Some lines in the listing below may include the string "크레이터의". How many are there? Give only the number.
◇ ◇ ◇
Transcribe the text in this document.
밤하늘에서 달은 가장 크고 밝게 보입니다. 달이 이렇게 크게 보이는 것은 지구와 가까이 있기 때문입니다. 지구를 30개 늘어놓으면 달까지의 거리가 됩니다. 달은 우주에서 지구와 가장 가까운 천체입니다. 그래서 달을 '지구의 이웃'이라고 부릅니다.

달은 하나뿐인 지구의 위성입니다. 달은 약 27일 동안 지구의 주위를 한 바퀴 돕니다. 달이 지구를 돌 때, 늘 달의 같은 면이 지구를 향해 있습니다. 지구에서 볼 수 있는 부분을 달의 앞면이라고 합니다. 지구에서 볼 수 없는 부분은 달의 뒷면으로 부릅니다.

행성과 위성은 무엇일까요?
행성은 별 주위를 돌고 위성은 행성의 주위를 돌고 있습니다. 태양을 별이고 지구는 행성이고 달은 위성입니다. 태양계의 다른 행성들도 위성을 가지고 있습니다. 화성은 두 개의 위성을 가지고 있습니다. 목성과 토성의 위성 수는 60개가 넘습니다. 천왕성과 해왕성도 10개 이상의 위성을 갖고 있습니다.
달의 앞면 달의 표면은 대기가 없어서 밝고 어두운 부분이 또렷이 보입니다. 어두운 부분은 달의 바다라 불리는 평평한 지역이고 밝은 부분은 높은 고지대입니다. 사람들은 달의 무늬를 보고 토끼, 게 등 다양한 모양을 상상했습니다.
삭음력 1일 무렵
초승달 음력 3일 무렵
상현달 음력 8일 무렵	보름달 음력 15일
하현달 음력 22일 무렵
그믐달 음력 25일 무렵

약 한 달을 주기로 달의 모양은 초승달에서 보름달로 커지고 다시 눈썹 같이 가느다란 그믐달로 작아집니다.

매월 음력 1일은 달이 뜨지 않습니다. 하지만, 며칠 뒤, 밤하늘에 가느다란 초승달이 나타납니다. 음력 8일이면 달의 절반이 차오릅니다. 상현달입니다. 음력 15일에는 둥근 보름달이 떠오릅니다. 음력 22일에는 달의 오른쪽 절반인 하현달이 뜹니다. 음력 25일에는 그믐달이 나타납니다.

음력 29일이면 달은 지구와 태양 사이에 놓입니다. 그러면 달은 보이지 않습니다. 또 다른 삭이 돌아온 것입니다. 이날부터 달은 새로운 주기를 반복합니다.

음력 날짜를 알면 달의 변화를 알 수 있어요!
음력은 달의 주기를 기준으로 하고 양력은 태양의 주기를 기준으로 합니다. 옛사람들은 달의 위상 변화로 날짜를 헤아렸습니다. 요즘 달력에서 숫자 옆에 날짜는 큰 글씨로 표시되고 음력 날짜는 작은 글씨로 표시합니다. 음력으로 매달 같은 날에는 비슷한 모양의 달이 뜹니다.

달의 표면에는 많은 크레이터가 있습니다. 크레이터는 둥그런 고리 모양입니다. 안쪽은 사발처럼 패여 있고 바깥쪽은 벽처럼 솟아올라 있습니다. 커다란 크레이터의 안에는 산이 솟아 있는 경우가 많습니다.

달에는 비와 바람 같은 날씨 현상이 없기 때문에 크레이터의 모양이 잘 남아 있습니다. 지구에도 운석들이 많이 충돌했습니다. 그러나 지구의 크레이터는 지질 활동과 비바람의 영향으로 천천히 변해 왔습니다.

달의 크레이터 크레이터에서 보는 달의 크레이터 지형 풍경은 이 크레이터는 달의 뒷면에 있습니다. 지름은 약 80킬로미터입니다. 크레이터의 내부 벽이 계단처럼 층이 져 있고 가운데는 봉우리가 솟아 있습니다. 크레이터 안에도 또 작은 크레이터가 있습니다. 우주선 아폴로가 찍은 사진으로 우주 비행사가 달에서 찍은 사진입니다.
◇ ◇ ◇
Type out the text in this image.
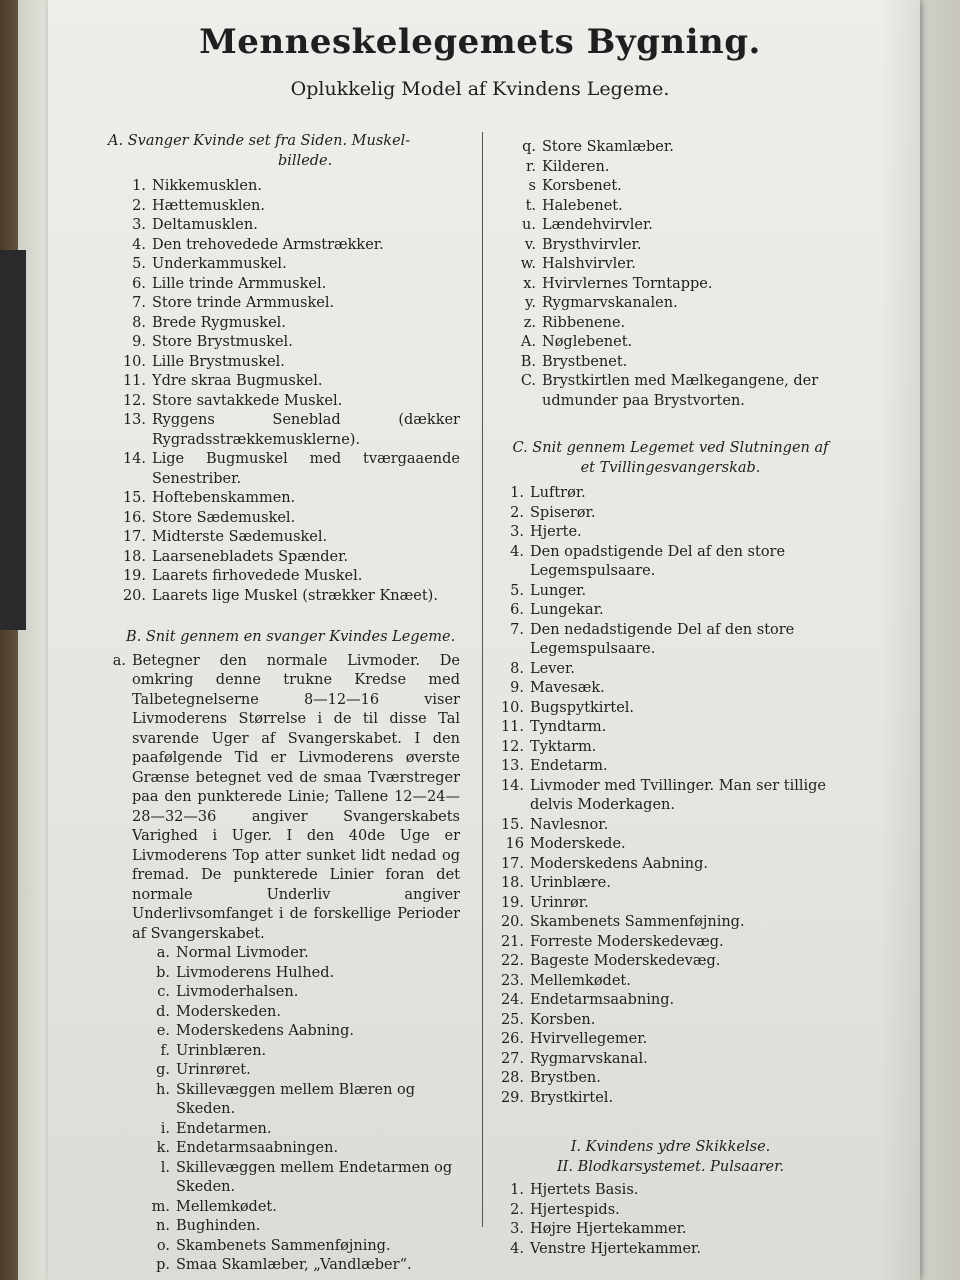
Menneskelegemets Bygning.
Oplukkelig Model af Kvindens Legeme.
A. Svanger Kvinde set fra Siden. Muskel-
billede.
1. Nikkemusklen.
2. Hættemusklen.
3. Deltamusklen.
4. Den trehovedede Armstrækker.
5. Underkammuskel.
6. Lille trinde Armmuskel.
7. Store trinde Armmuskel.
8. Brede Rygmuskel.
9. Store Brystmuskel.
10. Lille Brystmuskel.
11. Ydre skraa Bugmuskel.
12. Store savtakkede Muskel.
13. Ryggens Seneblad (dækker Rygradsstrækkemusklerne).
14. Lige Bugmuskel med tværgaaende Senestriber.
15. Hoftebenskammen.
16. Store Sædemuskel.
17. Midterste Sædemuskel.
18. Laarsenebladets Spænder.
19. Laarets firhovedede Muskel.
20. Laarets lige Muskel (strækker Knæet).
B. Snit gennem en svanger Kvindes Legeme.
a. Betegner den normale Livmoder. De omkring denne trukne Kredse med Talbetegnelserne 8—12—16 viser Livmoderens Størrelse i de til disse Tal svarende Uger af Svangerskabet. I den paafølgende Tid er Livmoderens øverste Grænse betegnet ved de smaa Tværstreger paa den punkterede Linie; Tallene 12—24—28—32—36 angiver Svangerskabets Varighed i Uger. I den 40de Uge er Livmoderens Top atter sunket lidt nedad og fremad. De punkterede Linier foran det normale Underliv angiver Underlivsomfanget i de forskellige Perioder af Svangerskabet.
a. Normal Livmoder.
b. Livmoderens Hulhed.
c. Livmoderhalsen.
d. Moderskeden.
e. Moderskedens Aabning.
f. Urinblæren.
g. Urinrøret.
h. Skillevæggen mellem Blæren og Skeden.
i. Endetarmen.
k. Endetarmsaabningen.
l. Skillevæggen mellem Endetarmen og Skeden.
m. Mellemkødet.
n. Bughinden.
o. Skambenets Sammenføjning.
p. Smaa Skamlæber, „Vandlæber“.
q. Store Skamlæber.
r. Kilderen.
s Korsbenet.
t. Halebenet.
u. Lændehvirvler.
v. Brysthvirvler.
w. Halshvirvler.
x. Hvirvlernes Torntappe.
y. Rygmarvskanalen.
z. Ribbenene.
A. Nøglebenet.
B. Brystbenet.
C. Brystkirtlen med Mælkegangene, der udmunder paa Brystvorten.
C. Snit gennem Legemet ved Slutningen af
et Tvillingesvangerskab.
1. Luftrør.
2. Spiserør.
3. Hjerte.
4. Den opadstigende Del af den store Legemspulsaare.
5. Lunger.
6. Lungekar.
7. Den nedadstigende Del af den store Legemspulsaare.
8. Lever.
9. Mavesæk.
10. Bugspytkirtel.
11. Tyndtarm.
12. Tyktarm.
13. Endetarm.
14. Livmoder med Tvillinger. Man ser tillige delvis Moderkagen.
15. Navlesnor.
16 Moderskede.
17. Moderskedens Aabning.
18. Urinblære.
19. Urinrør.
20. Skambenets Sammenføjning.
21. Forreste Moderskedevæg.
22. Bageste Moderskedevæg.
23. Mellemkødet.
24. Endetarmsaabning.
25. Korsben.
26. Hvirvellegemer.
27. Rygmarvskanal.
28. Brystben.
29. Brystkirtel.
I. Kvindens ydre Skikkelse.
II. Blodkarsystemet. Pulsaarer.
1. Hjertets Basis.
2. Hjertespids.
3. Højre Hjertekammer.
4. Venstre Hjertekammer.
◇ ◇ ◇
**Solution to this problem**:
3